Images are excluded; otherwise, output every record exactly.

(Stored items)
+ + + + +

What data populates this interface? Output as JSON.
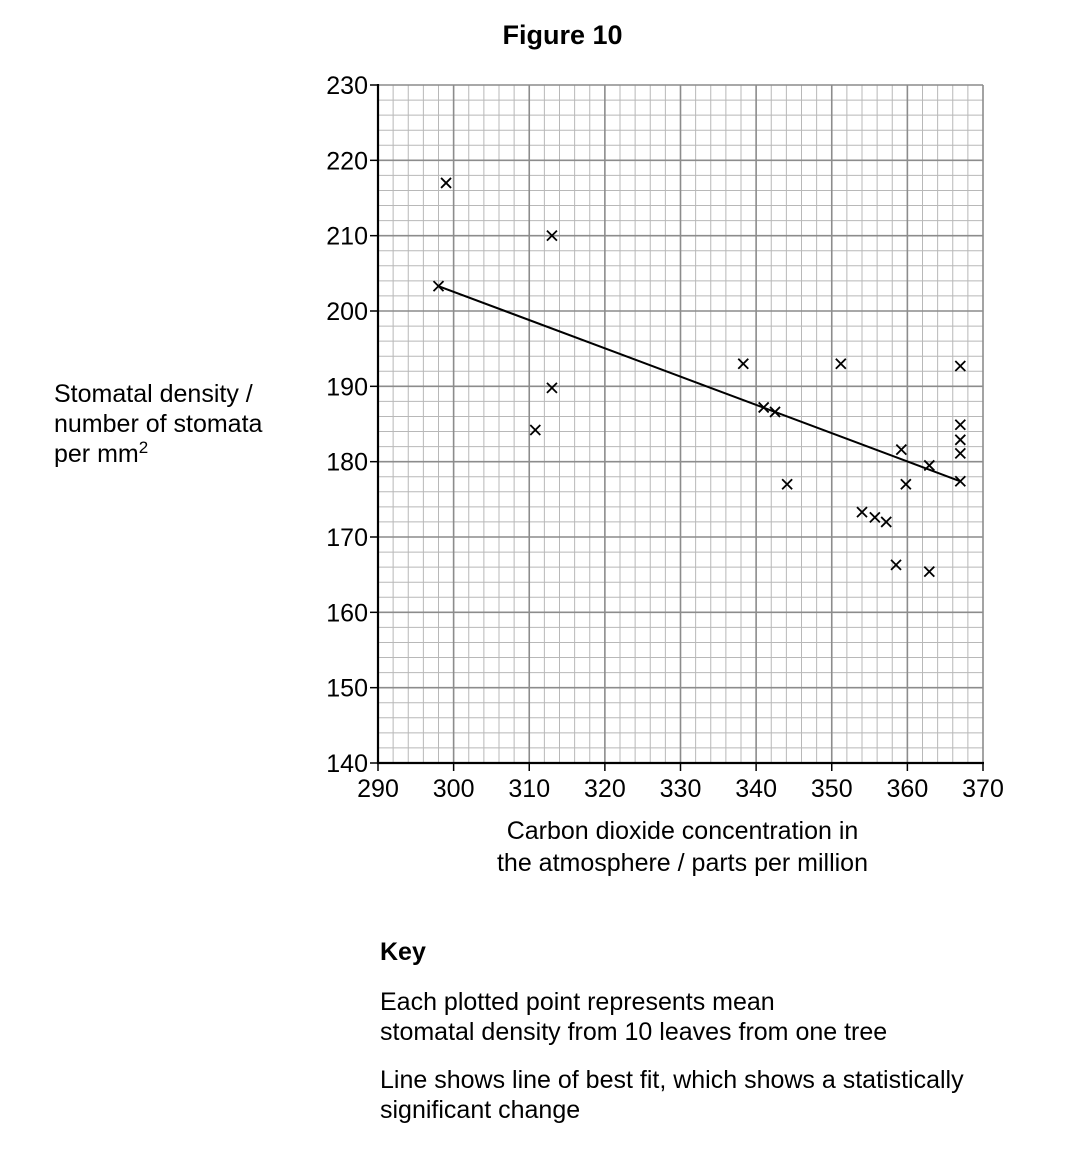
{
  "figure": {
    "title": "Figure 10",
    "ylabel_line1": "Stomatal density /",
    "ylabel_line2": "number of stomata",
    "ylabel_line3": "per mm",
    "ylabel_sup": "2",
    "xlabel_line1": "Carbon dioxide concentration in",
    "xlabel_line2": "the atmosphere / parts per million"
  },
  "key": {
    "title": "Key",
    "item1_line1": "Each plotted point represents mean",
    "item1_line2": "stomatal density from 10 leaves from one tree",
    "item2_line1": "Line shows line of best fit, which shows a statistically",
    "item2_line2": "significant change"
  },
  "colors": {
    "axis": "#000000",
    "grid_major": "#8c8c8c",
    "grid_minor": "#b8b8b8",
    "marker": "#000000",
    "fit_line": "#000000"
  },
  "chart_data": {
    "type": "scatter",
    "title": "Figure 10",
    "xlabel": "Carbon dioxide concentration in the atmosphere / parts per million",
    "ylabel": "Stomatal density / number of stomata per mm2",
    "xlim": [
      290,
      370
    ],
    "ylim": [
      140,
      230
    ],
    "x_ticks": [
      290,
      300,
      310,
      320,
      330,
      340,
      350,
      360,
      370
    ],
    "y_ticks": [
      140,
      150,
      160,
      170,
      180,
      190,
      200,
      210,
      220,
      230
    ],
    "x_minor_step": 2,
    "y_minor_step": 2,
    "grid": true,
    "marker": "x",
    "series": [
      {
        "name": "Mean stomatal density per tree",
        "points": [
          {
            "x": 299,
            "y": 217
          },
          {
            "x": 313,
            "y": 210
          },
          {
            "x": 298,
            "y": 203.3
          },
          {
            "x": 338.3,
            "y": 193
          },
          {
            "x": 351.2,
            "y": 193
          },
          {
            "x": 367,
            "y": 192.7
          },
          {
            "x": 313,
            "y": 189.8
          },
          {
            "x": 341,
            "y": 187.2
          },
          {
            "x": 342.5,
            "y": 186.6
          },
          {
            "x": 310.8,
            "y": 184.2
          },
          {
            "x": 367,
            "y": 184.9
          },
          {
            "x": 367,
            "y": 182.9
          },
          {
            "x": 367,
            "y": 181.1
          },
          {
            "x": 359.2,
            "y": 181.6
          },
          {
            "x": 362.9,
            "y": 179.5
          },
          {
            "x": 344.1,
            "y": 177
          },
          {
            "x": 359.8,
            "y": 177
          },
          {
            "x": 367,
            "y": 177.4
          },
          {
            "x": 354,
            "y": 173.3
          },
          {
            "x": 355.7,
            "y": 172.6
          },
          {
            "x": 357.2,
            "y": 172
          },
          {
            "x": 358.5,
            "y": 166.3
          },
          {
            "x": 362.9,
            "y": 165.4
          }
        ]
      }
    ],
    "best_fit_line": {
      "x1": 298,
      "y1": 203.3,
      "x2": 367,
      "y2": 177.4
    },
    "legend": {
      "title": "Key",
      "entries": [
        "Each plotted point represents mean stomatal density from 10 leaves from one tree",
        "Line shows line of best fit, which shows a statistically significant change"
      ],
      "position": "below"
    }
  }
}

+ + + + +

- _THE RESPONSE_:
What data populates this interface? Output as JSON.
{
  "figure": {
    "title": "Figure 10",
    "ylabel_line1": "Stomatal density /",
    "ylabel_line2": "number of stomata",
    "ylabel_line3": "per mm",
    "ylabel_sup": "2",
    "xlabel_line1": "Carbon dioxide concentration in",
    "xlabel_line2": "the atmosphere / parts per million"
  },
  "key": {
    "title": "Key",
    "item1_line1": "Each plotted point represents mean",
    "item1_line2": "stomatal density from 10 leaves from one tree",
    "item2_line1": "Line shows line of best fit, which shows a statistically",
    "item2_line2": "significant change"
  },
  "colors": {
    "axis": "#000000",
    "grid_major": "#8c8c8c",
    "grid_minor": "#b8b8b8",
    "marker": "#000000",
    "fit_line": "#000000"
  },
  "chart_data": {
    "type": "scatter",
    "title": "Figure 10",
    "xlabel": "Carbon dioxide concentration in the atmosphere / parts per million",
    "ylabel": "Stomatal density / number of stomata per mm2",
    "xlim": [
      290,
      370
    ],
    "ylim": [
      140,
      230
    ],
    "x_ticks": [
      290,
      300,
      310,
      320,
      330,
      340,
      350,
      360,
      370
    ],
    "y_ticks": [
      140,
      150,
      160,
      170,
      180,
      190,
      200,
      210,
      220,
      230
    ],
    "x_minor_step": 2,
    "y_minor_step": 2,
    "grid": true,
    "marker": "x",
    "series": [
      {
        "name": "Mean stomatal density per tree",
        "points": [
          {
            "x": 299,
            "y": 217
          },
          {
            "x": 313,
            "y": 210
          },
          {
            "x": 298,
            "y": 203.3
          },
          {
            "x": 338.3,
            "y": 193
          },
          {
            "x": 351.2,
            "y": 193
          },
          {
            "x": 367,
            "y": 192.7
          },
          {
            "x": 313,
            "y": 189.8
          },
          {
            "x": 341,
            "y": 187.2
          },
          {
            "x": 342.5,
            "y": 186.6
          },
          {
            "x": 310.8,
            "y": 184.2
          },
          {
            "x": 367,
            "y": 184.9
          },
          {
            "x": 367,
            "y": 182.9
          },
          {
            "x": 367,
            "y": 181.1
          },
          {
            "x": 359.2,
            "y": 181.6
          },
          {
            "x": 362.9,
            "y": 179.5
          },
          {
            "x": 344.1,
            "y": 177
          },
          {
            "x": 359.8,
            "y": 177
          },
          {
            "x": 367,
            "y": 177.4
          },
          {
            "x": 354,
            "y": 173.3
          },
          {
            "x": 355.7,
            "y": 172.6
          },
          {
            "x": 357.2,
            "y": 172
          },
          {
            "x": 358.5,
            "y": 166.3
          },
          {
            "x": 362.9,
            "y": 165.4
          }
        ]
      }
    ],
    "best_fit_line": {
      "x1": 298,
      "y1": 203.3,
      "x2": 367,
      "y2": 177.4
    },
    "legend": {
      "title": "Key",
      "entries": [
        "Each plotted point represents mean stomatal density from 10 leaves from one tree",
        "Line shows line of best fit, which shows a statistically significant change"
      ],
      "position": "below"
    }
  }
}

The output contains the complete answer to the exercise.